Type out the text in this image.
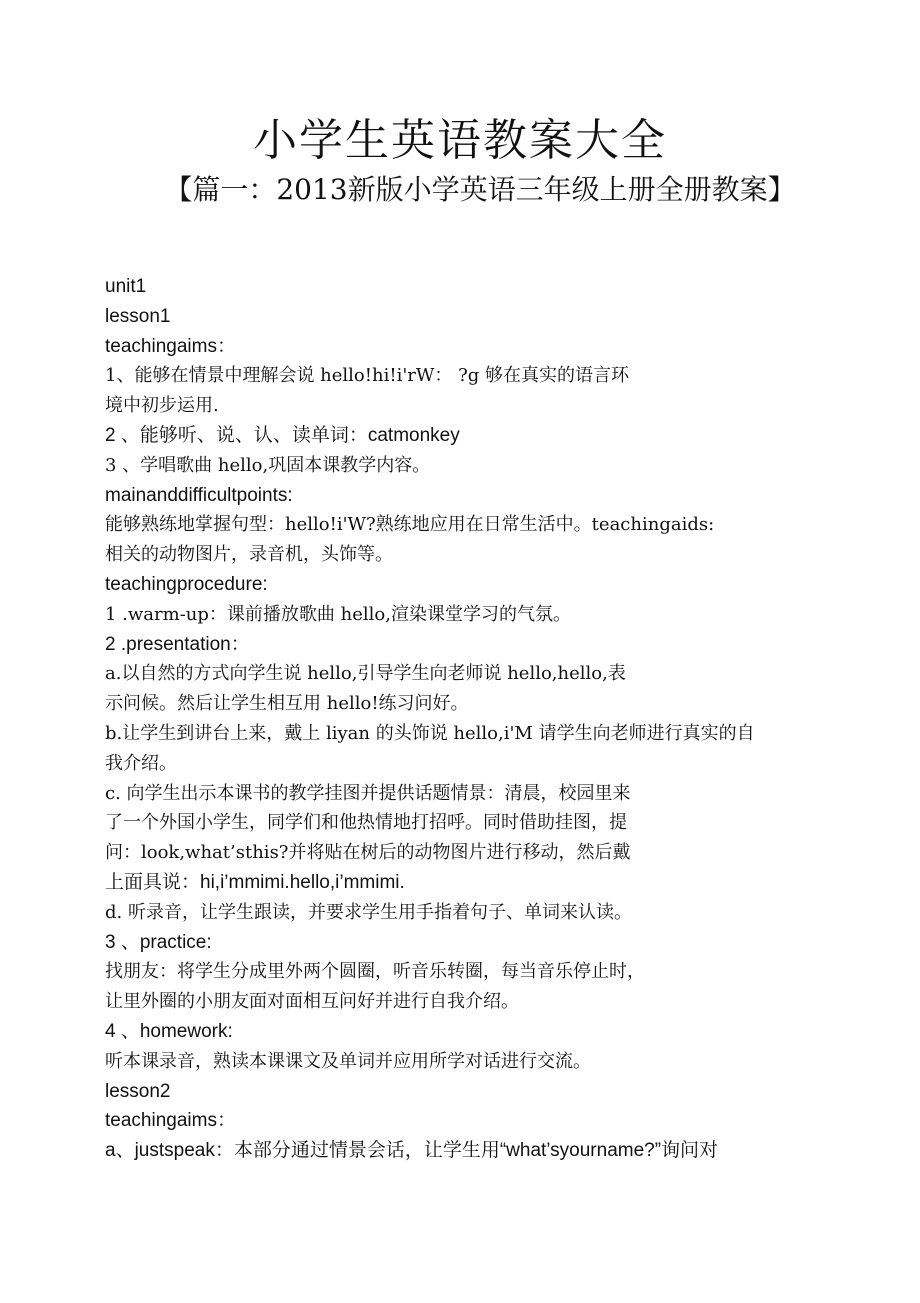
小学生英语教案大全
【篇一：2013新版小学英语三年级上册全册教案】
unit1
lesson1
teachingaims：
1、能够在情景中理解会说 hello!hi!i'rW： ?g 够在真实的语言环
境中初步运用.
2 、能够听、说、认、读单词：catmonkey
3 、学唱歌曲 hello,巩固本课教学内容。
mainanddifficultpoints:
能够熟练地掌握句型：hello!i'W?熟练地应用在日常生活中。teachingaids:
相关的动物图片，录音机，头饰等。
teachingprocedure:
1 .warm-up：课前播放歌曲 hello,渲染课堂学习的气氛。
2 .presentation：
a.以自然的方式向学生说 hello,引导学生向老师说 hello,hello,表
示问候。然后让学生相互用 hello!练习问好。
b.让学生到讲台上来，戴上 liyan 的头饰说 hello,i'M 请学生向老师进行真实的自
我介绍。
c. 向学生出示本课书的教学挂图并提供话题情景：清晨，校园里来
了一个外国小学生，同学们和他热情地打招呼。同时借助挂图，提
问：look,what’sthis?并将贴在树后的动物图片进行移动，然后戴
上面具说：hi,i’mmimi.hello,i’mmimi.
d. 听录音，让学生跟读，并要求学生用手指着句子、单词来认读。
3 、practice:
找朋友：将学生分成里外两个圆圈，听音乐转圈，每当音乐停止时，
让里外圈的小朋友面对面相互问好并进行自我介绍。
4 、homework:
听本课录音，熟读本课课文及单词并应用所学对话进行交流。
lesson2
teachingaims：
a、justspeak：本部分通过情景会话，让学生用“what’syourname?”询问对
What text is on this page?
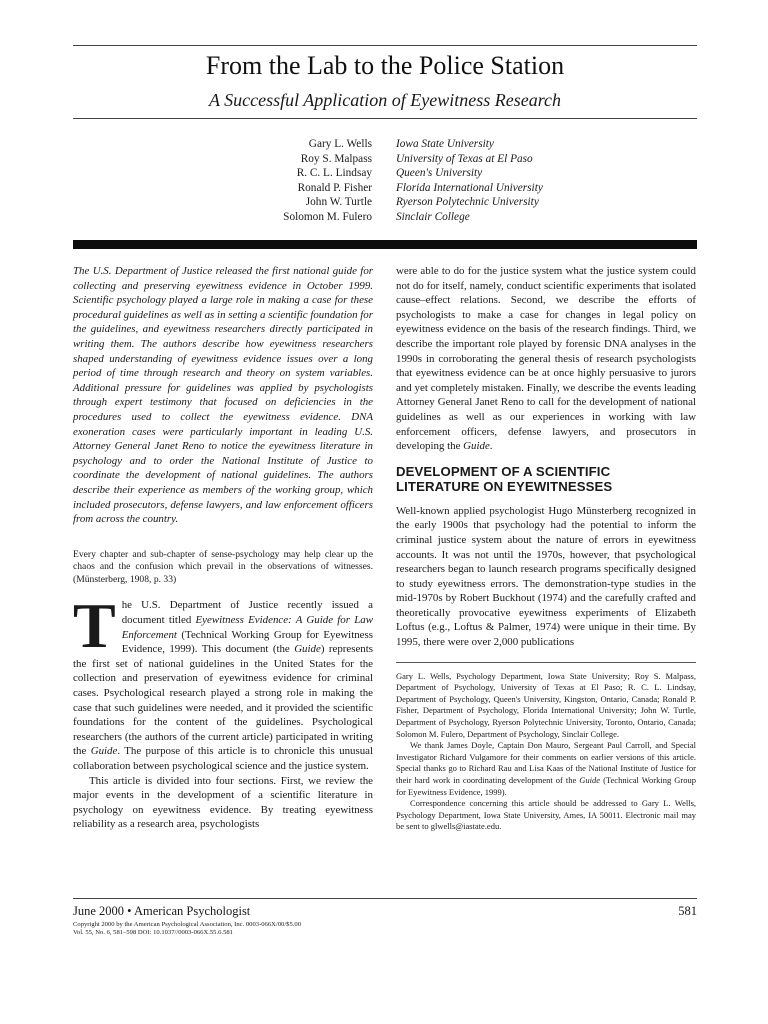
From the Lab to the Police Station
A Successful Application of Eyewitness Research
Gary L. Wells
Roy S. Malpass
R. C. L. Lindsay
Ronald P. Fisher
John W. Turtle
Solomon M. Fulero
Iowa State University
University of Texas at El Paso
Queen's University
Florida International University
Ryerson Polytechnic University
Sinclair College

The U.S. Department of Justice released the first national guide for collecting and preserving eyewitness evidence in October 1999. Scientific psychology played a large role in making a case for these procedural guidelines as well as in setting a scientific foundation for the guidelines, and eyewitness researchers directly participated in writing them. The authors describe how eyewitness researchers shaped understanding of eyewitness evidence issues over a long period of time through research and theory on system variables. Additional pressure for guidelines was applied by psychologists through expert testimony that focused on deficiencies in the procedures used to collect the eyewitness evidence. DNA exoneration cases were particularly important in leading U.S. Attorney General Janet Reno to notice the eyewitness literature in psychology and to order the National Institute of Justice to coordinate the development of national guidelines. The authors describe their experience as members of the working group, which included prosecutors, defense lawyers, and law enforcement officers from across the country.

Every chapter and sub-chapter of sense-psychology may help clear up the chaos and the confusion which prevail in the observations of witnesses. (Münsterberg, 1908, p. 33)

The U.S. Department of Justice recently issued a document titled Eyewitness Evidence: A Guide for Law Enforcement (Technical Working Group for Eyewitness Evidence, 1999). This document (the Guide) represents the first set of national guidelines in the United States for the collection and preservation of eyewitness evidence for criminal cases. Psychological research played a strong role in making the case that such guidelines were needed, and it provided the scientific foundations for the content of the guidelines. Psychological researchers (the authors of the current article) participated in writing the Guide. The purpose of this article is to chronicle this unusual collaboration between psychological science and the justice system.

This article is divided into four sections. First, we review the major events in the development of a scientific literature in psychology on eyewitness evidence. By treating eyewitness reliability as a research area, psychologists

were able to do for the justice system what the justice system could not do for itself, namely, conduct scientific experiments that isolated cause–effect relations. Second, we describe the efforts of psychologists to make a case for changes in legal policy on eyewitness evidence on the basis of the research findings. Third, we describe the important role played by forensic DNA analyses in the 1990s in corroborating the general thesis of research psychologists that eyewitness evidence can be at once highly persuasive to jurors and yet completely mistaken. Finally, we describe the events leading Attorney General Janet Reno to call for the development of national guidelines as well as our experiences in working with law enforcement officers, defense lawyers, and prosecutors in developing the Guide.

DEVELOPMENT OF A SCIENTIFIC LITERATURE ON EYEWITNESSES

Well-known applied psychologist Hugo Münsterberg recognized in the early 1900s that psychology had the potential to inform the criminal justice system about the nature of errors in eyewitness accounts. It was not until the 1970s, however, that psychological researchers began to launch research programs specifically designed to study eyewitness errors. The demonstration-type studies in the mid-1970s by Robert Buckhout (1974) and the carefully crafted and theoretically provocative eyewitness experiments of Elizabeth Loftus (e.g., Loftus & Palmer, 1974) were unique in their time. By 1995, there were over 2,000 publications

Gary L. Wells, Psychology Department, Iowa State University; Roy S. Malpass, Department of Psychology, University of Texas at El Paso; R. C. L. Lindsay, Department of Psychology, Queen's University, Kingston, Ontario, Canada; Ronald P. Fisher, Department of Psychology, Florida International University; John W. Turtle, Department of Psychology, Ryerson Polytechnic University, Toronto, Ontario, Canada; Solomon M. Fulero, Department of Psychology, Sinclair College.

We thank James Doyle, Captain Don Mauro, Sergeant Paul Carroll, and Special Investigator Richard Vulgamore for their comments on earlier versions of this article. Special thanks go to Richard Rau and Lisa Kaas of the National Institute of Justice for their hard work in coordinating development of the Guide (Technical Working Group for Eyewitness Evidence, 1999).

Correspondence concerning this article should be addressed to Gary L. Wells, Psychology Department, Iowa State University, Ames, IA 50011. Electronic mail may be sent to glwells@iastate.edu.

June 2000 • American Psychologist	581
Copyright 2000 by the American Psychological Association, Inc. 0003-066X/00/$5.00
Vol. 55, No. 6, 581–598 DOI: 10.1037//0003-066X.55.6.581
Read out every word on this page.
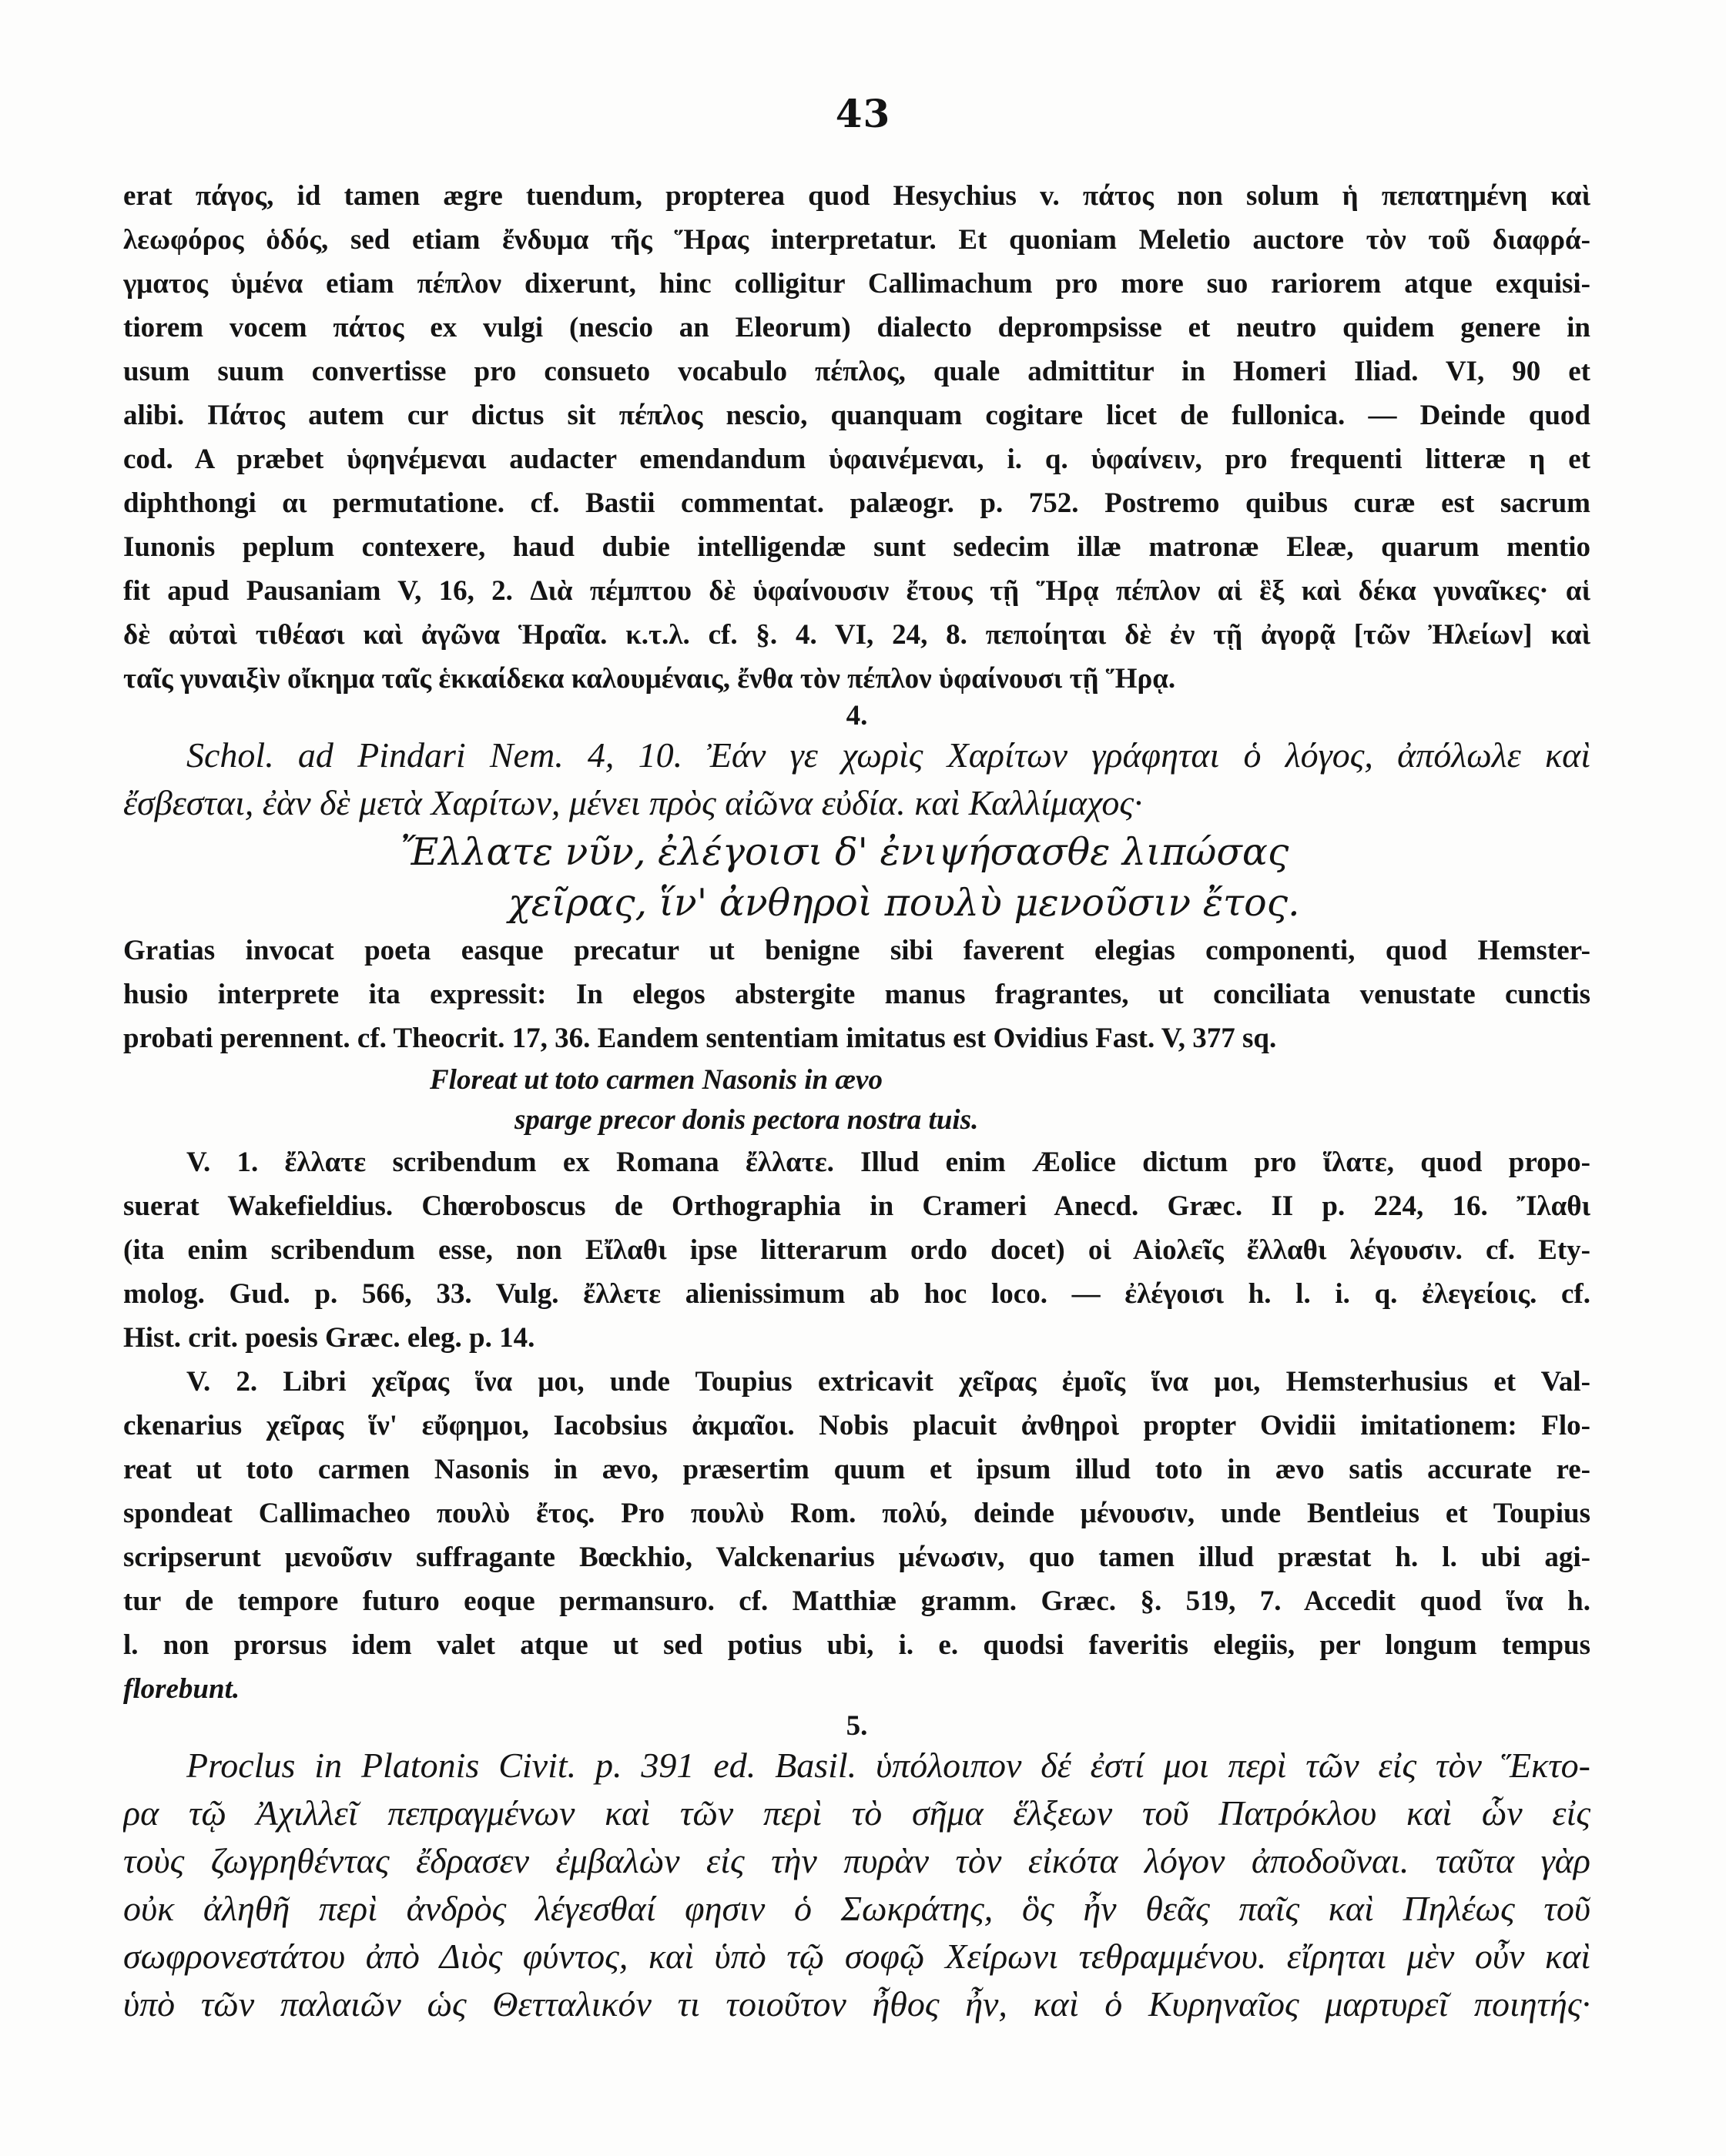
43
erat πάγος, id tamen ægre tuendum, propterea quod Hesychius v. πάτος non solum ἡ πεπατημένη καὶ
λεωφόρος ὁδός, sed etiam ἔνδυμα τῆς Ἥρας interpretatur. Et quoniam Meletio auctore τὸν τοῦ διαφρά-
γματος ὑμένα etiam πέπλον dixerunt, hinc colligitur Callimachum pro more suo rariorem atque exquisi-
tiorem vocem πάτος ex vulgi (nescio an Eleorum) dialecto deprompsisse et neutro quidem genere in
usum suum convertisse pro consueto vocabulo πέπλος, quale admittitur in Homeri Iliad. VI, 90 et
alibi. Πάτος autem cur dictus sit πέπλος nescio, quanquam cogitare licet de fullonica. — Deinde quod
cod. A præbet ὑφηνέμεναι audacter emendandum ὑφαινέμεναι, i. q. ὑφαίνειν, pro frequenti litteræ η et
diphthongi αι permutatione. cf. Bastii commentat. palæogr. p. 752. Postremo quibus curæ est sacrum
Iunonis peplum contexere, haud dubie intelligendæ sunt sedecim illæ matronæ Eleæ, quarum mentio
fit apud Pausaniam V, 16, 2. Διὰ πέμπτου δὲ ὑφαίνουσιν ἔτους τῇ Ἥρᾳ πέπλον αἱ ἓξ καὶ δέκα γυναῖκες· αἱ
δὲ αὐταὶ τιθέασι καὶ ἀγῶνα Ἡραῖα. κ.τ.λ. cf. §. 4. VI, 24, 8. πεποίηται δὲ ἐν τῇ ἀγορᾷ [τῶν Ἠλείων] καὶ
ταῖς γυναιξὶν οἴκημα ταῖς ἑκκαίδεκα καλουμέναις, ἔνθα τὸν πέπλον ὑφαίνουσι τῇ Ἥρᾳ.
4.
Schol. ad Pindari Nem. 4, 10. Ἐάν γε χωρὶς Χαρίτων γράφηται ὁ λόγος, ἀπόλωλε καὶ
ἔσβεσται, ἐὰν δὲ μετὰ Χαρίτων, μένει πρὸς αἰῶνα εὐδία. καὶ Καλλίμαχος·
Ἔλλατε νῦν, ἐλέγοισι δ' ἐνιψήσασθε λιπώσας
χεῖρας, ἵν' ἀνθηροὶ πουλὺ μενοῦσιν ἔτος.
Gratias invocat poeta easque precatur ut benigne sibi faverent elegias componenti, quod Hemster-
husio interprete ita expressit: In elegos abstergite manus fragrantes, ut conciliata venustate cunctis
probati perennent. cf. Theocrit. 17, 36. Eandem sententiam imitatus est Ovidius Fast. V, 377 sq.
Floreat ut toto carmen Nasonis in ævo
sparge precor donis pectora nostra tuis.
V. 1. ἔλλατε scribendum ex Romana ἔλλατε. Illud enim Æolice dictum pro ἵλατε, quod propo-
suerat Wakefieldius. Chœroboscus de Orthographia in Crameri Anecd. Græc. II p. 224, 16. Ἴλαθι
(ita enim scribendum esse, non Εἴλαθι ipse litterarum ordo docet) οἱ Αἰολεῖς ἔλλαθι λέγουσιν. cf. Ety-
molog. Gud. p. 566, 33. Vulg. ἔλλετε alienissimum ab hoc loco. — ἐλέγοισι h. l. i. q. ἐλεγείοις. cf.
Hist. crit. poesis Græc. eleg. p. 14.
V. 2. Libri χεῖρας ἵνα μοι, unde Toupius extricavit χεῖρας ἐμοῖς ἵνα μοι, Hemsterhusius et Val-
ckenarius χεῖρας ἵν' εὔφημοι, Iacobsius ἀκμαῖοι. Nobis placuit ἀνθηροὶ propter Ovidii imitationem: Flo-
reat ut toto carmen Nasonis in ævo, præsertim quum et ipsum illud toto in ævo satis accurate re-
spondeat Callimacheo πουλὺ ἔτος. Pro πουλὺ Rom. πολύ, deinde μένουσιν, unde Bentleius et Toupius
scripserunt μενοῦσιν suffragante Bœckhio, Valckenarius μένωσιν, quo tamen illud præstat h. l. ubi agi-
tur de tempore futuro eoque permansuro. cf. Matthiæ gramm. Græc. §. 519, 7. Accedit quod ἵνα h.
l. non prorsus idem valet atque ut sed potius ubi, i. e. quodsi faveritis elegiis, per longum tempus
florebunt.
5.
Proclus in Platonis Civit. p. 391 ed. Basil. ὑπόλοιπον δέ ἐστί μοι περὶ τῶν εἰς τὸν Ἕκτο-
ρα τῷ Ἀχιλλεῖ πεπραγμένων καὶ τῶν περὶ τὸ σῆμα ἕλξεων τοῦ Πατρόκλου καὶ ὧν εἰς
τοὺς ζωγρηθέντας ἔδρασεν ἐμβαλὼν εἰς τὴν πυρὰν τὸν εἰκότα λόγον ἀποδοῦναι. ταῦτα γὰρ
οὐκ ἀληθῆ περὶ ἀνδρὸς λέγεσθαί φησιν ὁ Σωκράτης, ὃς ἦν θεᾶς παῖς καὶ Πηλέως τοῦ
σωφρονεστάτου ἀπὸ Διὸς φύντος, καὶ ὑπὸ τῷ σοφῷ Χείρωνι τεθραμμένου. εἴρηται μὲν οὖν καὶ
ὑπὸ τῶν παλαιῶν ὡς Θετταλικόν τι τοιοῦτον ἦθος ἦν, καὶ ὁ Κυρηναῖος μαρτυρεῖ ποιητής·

-*-

▸ **WHAT YOU ARE ASKED TO DO**: Wherever "enim" shows up in a line, copy that line.

▸ **TASK SOLUTION**:
V. 1. ἔλλατε scribendum ex Romana ἔλλατε. Illud enim Æolice dictum pro ἵλατε, quod propo-
(ita enim scribendum esse, non Εἴλαθι ipse litterarum ordo docet) οἱ Αἰολεῖς ἔλλαθι λέγουσιν. cf. Ety-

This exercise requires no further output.